"""
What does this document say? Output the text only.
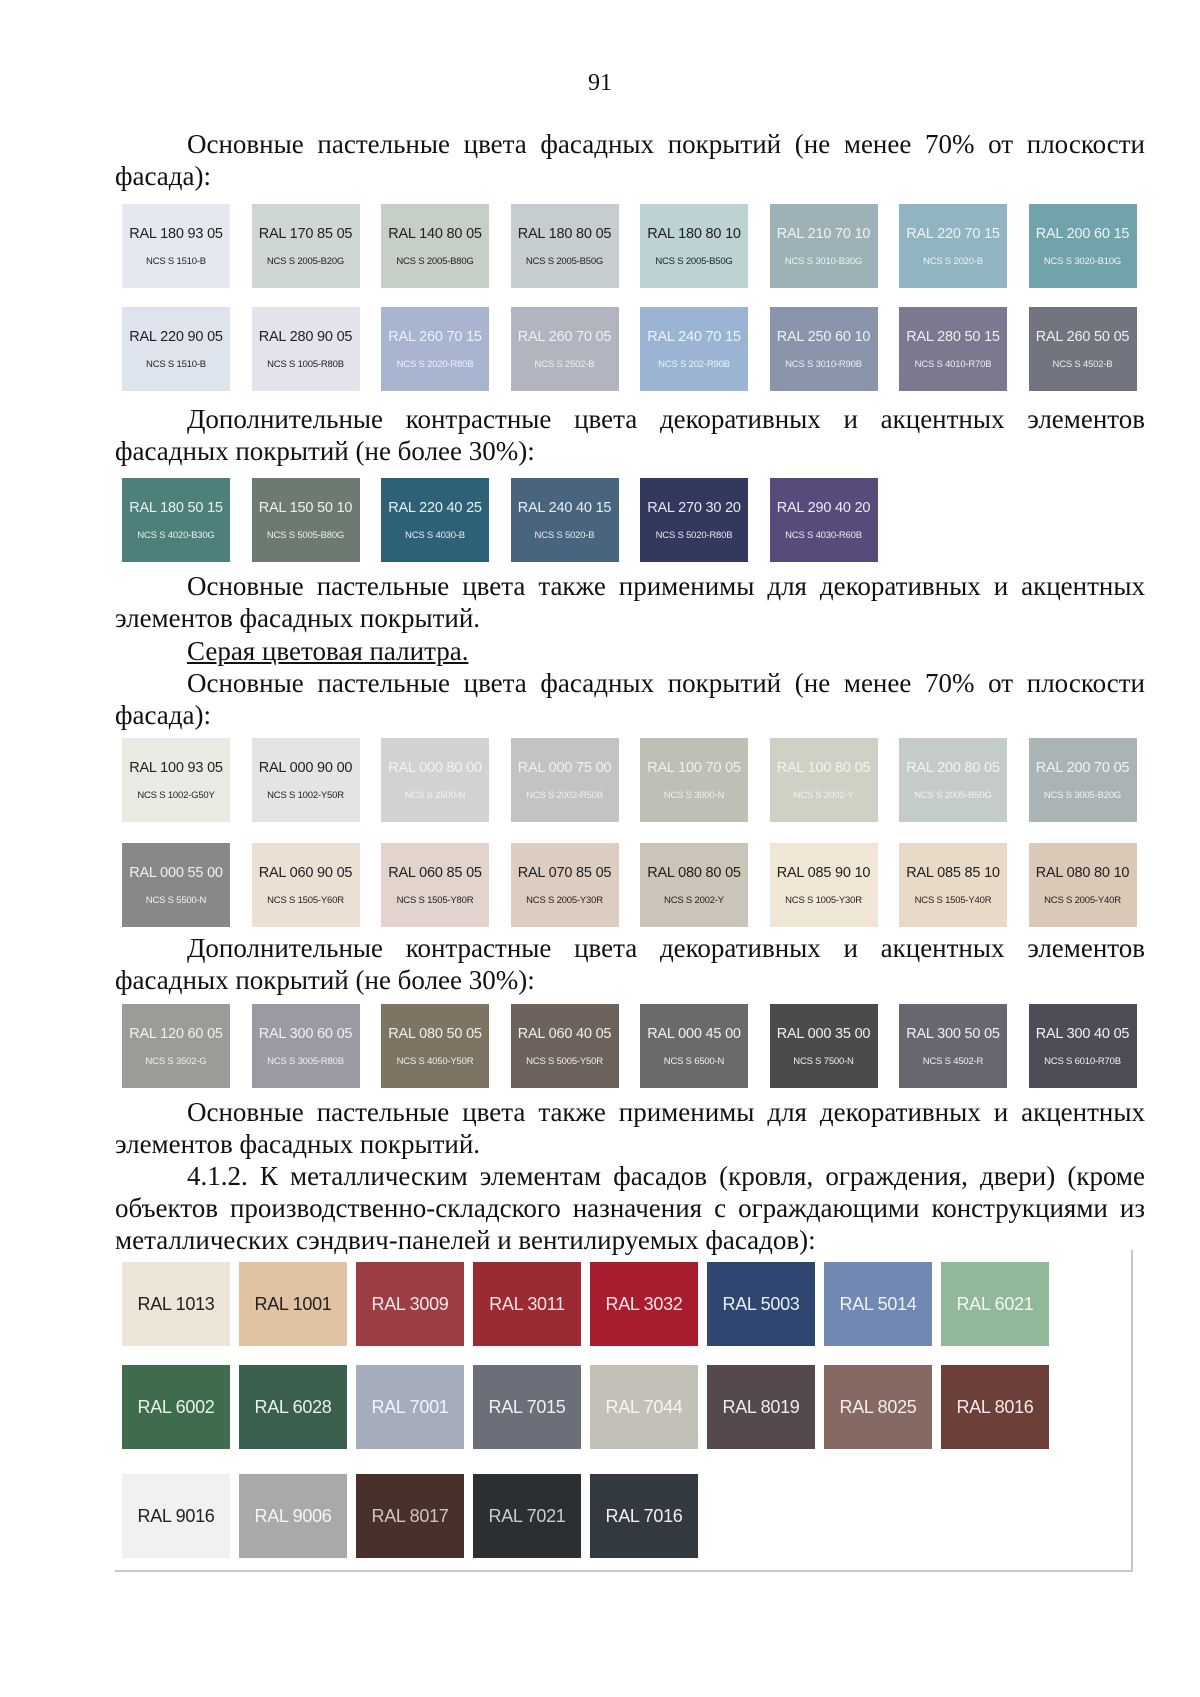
91
Основные пастельные цвета фасадных покрытий (не менее 70% от плоскости фасада):
RAL 180 93 05
NCS S 1510-B
RAL 170 85 05
NCS S 2005-B20G
RAL 140 80 05
NCS S 2005-B80G
RAL 180 80 05
NCS S 2005-B50G
RAL 180 80 10
NCS S 2005-B50G
RAL 210 70 10
NCS S 3010-B30G
RAL 220 70 15
NCS S 2020-B
RAL 200 60 15
NCS S 3020-B10G
RAL 220 90 05
NCS S 1510-B
RAL 280 90 05
NCS S 1005-R80B
RAL 260 70 15
NCS S 2020-R80B
RAL 260 70 05
NCS S 2502-B
RAL 240 70 15
NCS S 202-R90B
RAL 250 60 10
NCS S 3010-R90B
RAL 280 50 15
NCS S 4010-R70B
RAL 260 50 05
NCS S 4502-B
Дополнительные контрастные цвета декоративных и акцентных элементов фасадных покрытий (не более 30%):
RAL 180 50 15
NCS S 4020-B30G
RAL 150 50 10
NCS S 5005-B80G
RAL 220 40 25
NCS S 4030-B
RAL 240 40 15
NCS S 5020-B
RAL 270 30 20
NCS S 5020-R80B
RAL 290 40 20
NCS S 4030-R60B
Основные пастельные цвета также применимы для декоративных и акцентных элементов фасадных покрытий.
Серая цветовая палитра.
Основные пастельные цвета фасадных покрытий (не менее 70% от плоскости фасада):
RAL 100 93 05
NCS S 1002-G50Y
RAL 000 90 00
NCS S 1002-Y50R
RAL 000 80 00
NCS S 2500-N
RAL 000 75 00
NCS S 2002-R50B
RAL 100 70 05
NCS S 3000-N
RAL 100 80 05
NCS S 2002-Y
RAL 200 80 05
NCS S 2005-B50G
RAL 200 70 05
NCS S 3005-B20G
RAL 000 55 00
NCS S 5500-N
RAL 060 90 05
NCS S 1505-Y60R
RAL 060 85 05
NCS S 1505-Y80R
RAL 070 85 05
NCS S 2005-Y30R
RAL 080 80 05
NCS S 2002-Y
RAL 085 90 10
NCS S 1005-Y30R
RAL 085 85 10
NCS S 1505-Y40R
RAL 080 80 10
NCS S 2005-Y40R
Дополнительные контрастные цвета декоративных и акцентных элементов фасадных покрытий (не более 30%):
RAL 120 60 05
NCS S 3502-G
RAL 300 60 05
NCS S 3005-R80B
RAL 080 50 05
NCS S 4050-Y50R
RAL 060 40 05
NCS S 5005-Y50R
RAL 000 45 00
NCS S 6500-N
RAL 000 35 00
NCS S 7500-N
RAL 300 50 05
NCS S 4502-R
RAL 300 40 05
NCS S 6010-R70B
Основные пастельные цвета также применимы для декоративных и акцентных элементов фасадных покрытий.
4.1.2. К металлическим элементам фасадов (кровля, ограждения, двери) (кроме объектов производственно-складского назначения с ограждающими конструкциями из металлических сэндвич-панелей и вентилируемых фасадов):
RAL 1013	RAL 1001	RAL 3009	RAL 3011	RAL 3032	RAL 5003	RAL 5014	RAL 6021
RAL 6002	RAL 6028	RAL 7001	RAL 7015	RAL 7044	RAL 8019	RAL 8025	RAL 8016
RAL 9016	RAL 9006	RAL 8017	RAL 7021	RAL 7016
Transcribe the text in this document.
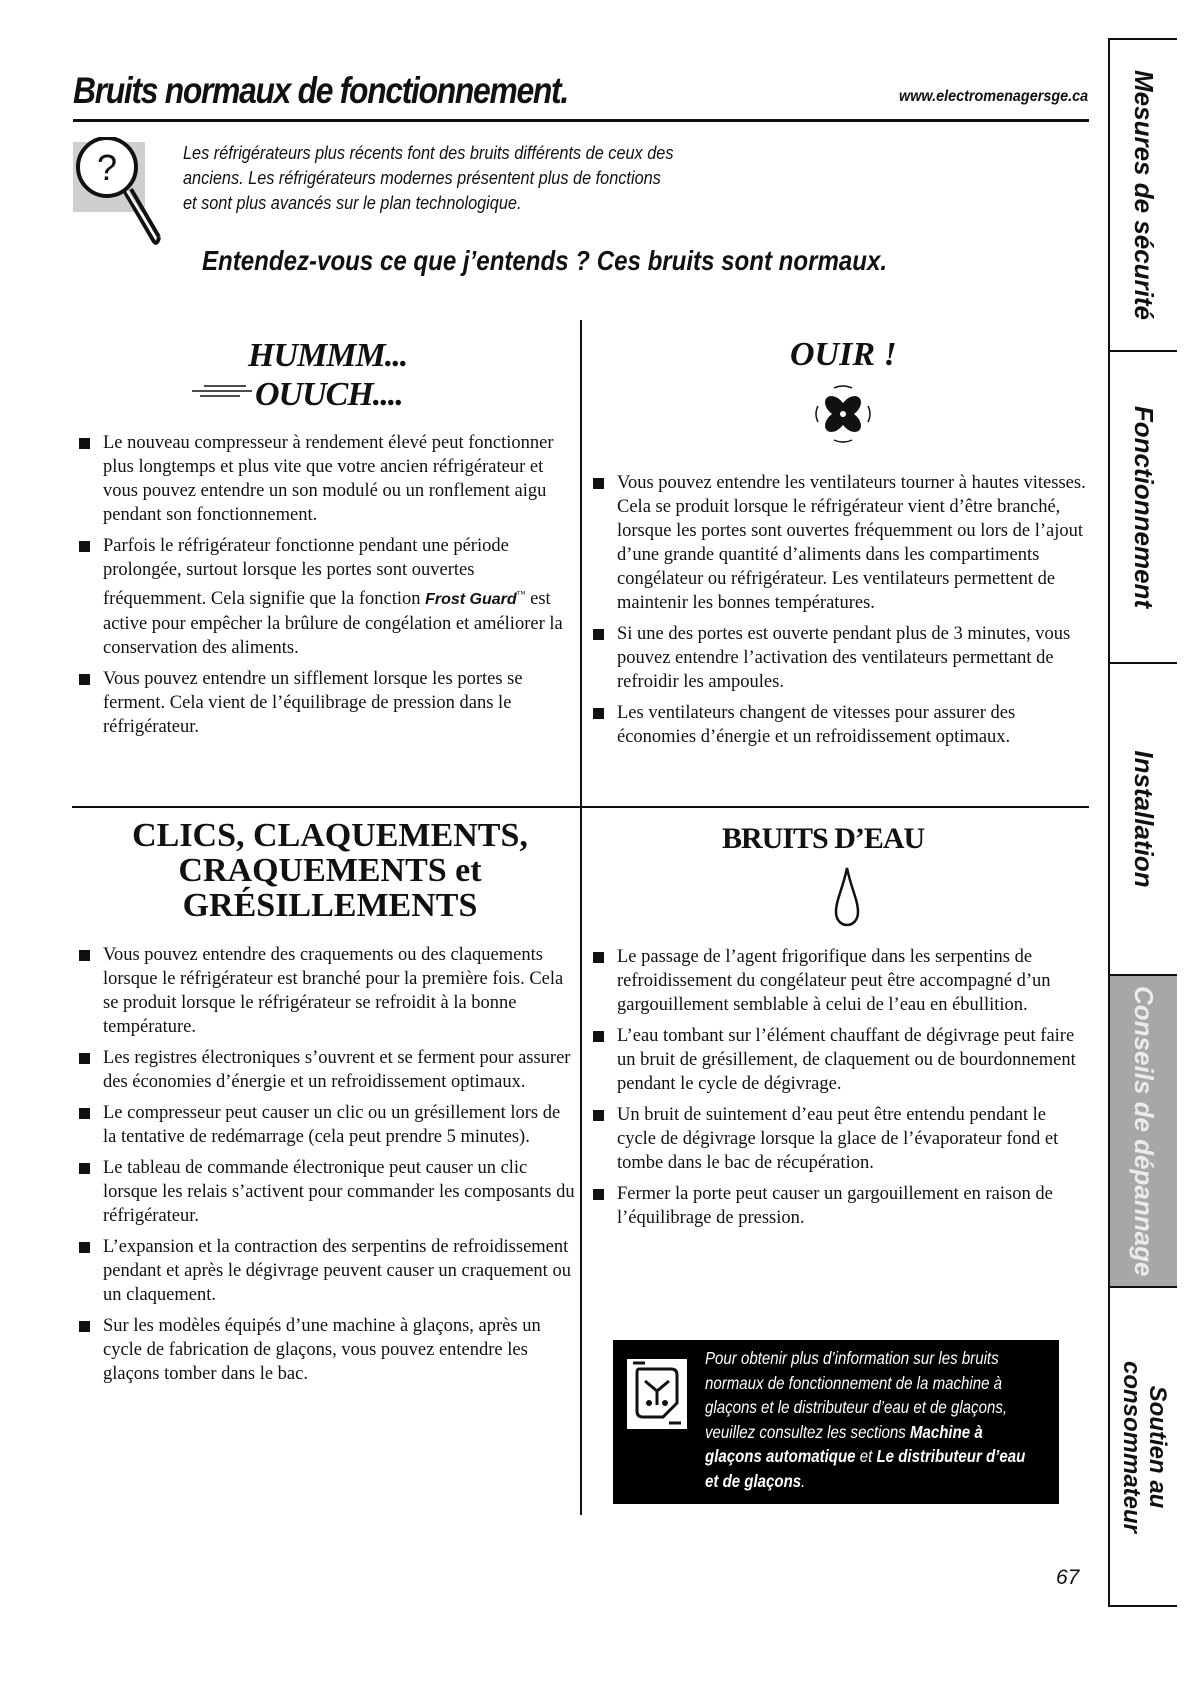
Bruits normaux de fonctionnement.	www.electromenagersge.ca
?	Les réfrigérateurs plus récents font des bruits différents de ceux des anciens. Les réfrigérateurs modernes présentent plus de fonctions et sont plus avancés sur le plan technologique.
Entendez-vous ce que j’entends ? Ces bruits sont normaux.
HUMMM...
OUUCH....
Le nouveau compresseur à rendement élevé peut fonctionner plus longtemps et plus vite que votre ancien réfrigérateur et vous pouvez entendre un son modulé ou un ronflement aigu pendant son fonctionnement.
Parfois le réfrigérateur fonctionne pendant une période prolongée, surtout lorsque les portes sont ouvertes fréquemment. Cela signifie que la fonction Frost Guard™ est active pour empêcher la brûlure de congélation et améliorer la conservation des aliments.
Vous pouvez entendre un sifflement lorsque les portes se ferment. Cela vient de l’équilibrage de pression dans le réfrigérateur.
OUIR !
Vous pouvez entendre les ventilateurs tourner à hautes vitesses. Cela se produit lorsque le réfrigérateur vient d’être branché, lorsque les portes sont ouvertes fréquemment ou lors de l’ajout d’une grande quantité d’aliments dans les compartiments congélateur ou réfrigérateur. Les ventilateurs permettent de maintenir les bonnes températures.
Si une des portes est ouverte pendant plus de 3 minutes, vous pouvez entendre l’activation des ventilateurs permettant de refroidir les ampoules.
Les ventilateurs changent de vitesses pour assurer des économies d’énergie et un refroidissement optimaux.
CLICS, CLAQUEMENTS,
CRAQUEMENTS et
GRÉSILLEMENTS
Vous pouvez entendre des craquements ou des claquements lorsque le réfrigérateur est branché pour la première fois. Cela se produit lorsque le réfrigérateur se refroidit à la bonne température.
Les registres électroniques s’ouvrent et se ferment pour assurer des économies d’énergie et un refroidissement optimaux.
Le compresseur peut causer un clic ou un grésillement lors de la tentative de redémarrage (cela peut prendre 5 minutes).
Le tableau de commande électronique peut causer un clic lorsque les relais s’activent pour commander les composants du réfrigérateur.
L’expansion et la contraction des serpentins de refroidissement pendant et après le dégivrage peuvent causer un craquement ou un claquement.
Sur les modèles équipés d’une machine à glaçons, après un cycle de fabrication de glaçons, vous pouvez entendre les glaçons tomber dans le bac.
BRUITS D’EAU
Le passage de l’agent frigorifique dans les serpentins de refroidissement du congélateur peut être accompagné d’un gargouillement semblable à celui de l’eau en ébullition.
L’eau tombant sur l’élément chauffant de dégivrage peut faire un bruit de grésillement, de claquement ou de bourdonnement pendant le cycle de dégivrage.
Un bruit de suintement d’eau peut être entendu pendant le cycle de dégivrage lorsque la glace de l’évaporateur fond et tombe dans le bac de récupération.
Fermer la porte peut causer un gargouillement en raison de l’équilibrage de pression.
Pour obtenir plus d’information sur les bruits normaux de fonctionnement de la machine à glaçons et le distributeur d’eau et de glaçons, veuillez consultez les sections Machine à glaçons automatique et Le distributeur d’eau et de glaçons.
67
Mesures de sécurité
Fonctionnement
Installation
Conseils de dépannage
Soutien au
consommateur
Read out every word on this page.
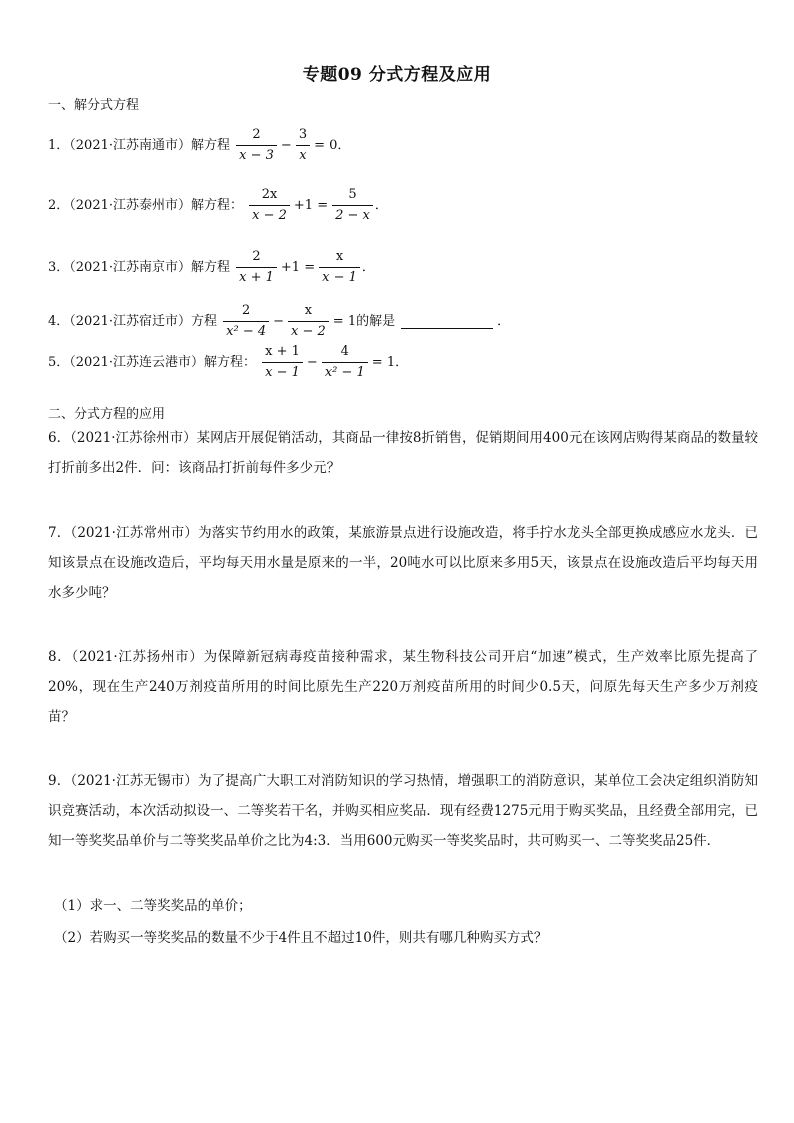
专题09 分式方程及应用
一、解分式方程
1．（2021·江苏南通市）解方程 $\frac{2}{x - 3} - \frac{3}{x} = 0$．
2．（2021·江苏泰州市）解方程： $\frac{2x}{x - 2} +1 = \frac{5}{2 - x}$ ．
3．（2021·江苏南京市）解方程 $\frac{2}{x + 1} +1 = \frac{x}{x - 1}$ ．
4．（2021·江苏宿迁市）方程 $\frac{2}{\text{x² − 4}} - \frac{x}{x - 2} = 1$的解是	．
5．（2021·江苏连云港市）解方程： $\frac{x + 1}{x - 1} - \frac{4}{\text{x² − 1}} = 1$．
二、分式方程的应用
6．（2021·江苏徐州市）某网店开展促销活动，其商品一律按8折销售，促销期间用400元在该网店购得某商品的数量较打折前多出2件．问：该商品打折前每件多少元？
7．（2021·江苏常州市）为落实节约用水的政策，某旅游景点进行设施改造，将手拧水龙头全部更换成感应水龙头．已知该景点在设施改造后，平均每天用水量是原来的一半，20吨水可以比原来多用5天，该景点在设施改造后平均每天用水多少吨？
8．（2021·江苏扬州市）为保障新冠病毒疫苗接种需求，某生物科技公司开启“加速”模式，生产效率比原先提高了20%，现在生产240万剂疫苗所用的时间比原先生产220万剂疫苗所用的时间少0.5天，问原先每天生产多少万剂疫苗？
9．（2021·江苏无锡市）为了提高广大职工对消防知识的学习热情，增强职工的消防意识，某单位工会决定组织消防知识竞赛活动，本次活动拟设一、二等奖若干名，并购买相应奖品．现有经费1275元用于购买奖品，且经费全部用完，已知一等奖奖品单价与二等奖奖品单价之比为4:3．当用600元购买一等奖奖品时，共可购买一、二等奖奖品25件．
（1）求一、二等奖奖品的单价；
（2）若购买一等奖奖品的数量不少于4件且不超过10件，则共有哪几种购买方式？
"""
Work instructions
Search the data above for the word "glaçons", then gather each line in which it appears.

Output below
Sur les modèles équipés d’une machine à glaçons, après un cycle de fabrication de glaçons, vous pouvez entendre les glaçons tomber dans le bac.
Pour obtenir plus d’information sur les bruits normaux de fonctionnement de la machine à glaçons et le distributeur d’eau et de glaçons, veuillez consultez les sections Machine à glaçons automatique et Le distributeur d’eau et de glaçons.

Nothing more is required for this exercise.